▶ [Stated goal]: Report the number of lines containing "image", with no other words.

▶ [Input rows]:
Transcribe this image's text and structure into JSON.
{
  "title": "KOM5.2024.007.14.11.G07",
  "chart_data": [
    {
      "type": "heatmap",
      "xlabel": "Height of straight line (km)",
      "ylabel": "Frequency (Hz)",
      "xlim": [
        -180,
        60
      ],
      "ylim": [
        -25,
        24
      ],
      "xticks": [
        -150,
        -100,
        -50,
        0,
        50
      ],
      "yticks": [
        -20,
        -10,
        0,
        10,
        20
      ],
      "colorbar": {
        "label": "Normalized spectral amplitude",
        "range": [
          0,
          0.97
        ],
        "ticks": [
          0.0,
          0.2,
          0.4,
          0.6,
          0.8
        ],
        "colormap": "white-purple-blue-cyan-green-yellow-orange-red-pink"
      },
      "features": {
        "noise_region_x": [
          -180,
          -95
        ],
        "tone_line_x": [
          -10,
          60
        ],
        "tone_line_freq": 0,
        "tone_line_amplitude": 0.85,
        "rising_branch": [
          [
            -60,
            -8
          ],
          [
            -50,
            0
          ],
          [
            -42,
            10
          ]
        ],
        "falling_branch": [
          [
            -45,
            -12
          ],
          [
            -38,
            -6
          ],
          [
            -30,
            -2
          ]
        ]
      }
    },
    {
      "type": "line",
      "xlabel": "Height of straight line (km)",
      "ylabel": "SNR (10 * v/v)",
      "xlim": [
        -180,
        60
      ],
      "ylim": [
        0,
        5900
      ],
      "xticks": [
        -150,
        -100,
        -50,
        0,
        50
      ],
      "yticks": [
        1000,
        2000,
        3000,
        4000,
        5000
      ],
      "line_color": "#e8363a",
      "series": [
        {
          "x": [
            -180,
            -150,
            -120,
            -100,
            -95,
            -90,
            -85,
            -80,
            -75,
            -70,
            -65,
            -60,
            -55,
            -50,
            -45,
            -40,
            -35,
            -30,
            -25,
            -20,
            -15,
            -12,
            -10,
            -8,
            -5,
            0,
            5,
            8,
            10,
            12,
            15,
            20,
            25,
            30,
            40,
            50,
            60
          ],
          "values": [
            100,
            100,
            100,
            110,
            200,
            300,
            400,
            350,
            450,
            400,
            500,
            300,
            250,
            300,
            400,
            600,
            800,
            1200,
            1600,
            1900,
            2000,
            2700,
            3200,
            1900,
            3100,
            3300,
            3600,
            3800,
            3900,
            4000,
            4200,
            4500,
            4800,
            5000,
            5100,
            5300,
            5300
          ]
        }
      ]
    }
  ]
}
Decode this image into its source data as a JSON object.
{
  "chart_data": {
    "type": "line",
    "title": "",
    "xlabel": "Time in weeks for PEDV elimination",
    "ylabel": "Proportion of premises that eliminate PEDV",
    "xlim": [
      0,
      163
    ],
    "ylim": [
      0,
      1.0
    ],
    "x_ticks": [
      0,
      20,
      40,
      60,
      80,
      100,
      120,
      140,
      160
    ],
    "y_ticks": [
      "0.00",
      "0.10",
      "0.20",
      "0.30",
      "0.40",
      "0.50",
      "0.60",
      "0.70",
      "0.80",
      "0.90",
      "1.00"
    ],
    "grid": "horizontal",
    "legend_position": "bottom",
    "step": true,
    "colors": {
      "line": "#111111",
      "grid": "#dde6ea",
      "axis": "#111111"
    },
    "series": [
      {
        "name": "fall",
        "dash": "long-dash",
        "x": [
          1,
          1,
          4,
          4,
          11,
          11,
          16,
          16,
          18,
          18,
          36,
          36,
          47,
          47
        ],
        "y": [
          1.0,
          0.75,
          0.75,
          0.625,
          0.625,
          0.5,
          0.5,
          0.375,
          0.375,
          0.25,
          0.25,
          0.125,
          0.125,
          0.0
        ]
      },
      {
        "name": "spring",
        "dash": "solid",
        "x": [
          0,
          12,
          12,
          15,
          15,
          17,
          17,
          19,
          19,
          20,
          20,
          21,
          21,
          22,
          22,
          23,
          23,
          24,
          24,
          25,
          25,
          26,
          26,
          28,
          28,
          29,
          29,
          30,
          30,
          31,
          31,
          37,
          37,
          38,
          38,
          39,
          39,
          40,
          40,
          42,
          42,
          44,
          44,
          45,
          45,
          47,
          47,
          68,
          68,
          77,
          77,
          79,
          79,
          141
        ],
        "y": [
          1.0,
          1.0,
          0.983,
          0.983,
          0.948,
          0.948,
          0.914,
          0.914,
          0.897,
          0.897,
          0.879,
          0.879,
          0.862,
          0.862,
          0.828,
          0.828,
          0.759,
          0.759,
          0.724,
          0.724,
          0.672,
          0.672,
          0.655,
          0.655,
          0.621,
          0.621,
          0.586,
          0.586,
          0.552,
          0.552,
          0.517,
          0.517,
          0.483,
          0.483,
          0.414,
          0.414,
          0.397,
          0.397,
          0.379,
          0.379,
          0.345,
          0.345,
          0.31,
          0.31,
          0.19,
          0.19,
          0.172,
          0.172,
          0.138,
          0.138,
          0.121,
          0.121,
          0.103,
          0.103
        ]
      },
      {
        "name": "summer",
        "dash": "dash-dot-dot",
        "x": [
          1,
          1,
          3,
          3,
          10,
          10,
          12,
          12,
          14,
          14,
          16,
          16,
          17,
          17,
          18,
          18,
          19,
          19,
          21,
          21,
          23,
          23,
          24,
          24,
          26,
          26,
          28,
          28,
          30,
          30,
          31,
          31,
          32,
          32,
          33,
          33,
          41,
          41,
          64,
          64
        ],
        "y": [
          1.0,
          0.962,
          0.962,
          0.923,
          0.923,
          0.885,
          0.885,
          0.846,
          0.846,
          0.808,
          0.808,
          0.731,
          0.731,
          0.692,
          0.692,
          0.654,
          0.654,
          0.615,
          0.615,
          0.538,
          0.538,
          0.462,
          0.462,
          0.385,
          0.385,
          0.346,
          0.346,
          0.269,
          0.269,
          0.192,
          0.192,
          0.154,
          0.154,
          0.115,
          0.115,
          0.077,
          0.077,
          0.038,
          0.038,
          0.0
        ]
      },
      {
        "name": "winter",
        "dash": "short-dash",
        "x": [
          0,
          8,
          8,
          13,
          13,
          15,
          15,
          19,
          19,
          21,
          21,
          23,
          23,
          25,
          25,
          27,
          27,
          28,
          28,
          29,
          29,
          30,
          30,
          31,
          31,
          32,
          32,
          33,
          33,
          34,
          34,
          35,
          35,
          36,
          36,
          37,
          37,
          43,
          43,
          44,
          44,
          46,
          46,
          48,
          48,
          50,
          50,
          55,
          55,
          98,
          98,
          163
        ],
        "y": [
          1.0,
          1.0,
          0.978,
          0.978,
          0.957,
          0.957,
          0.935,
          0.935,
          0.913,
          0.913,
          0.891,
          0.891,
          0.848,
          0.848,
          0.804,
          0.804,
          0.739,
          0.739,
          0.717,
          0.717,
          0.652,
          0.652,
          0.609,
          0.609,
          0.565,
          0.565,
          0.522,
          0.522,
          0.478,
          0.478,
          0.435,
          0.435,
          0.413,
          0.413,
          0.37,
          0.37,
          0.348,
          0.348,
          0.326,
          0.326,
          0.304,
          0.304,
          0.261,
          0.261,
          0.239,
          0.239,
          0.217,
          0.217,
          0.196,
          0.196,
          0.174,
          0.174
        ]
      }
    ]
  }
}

▶ [Answer for this exercise]: 2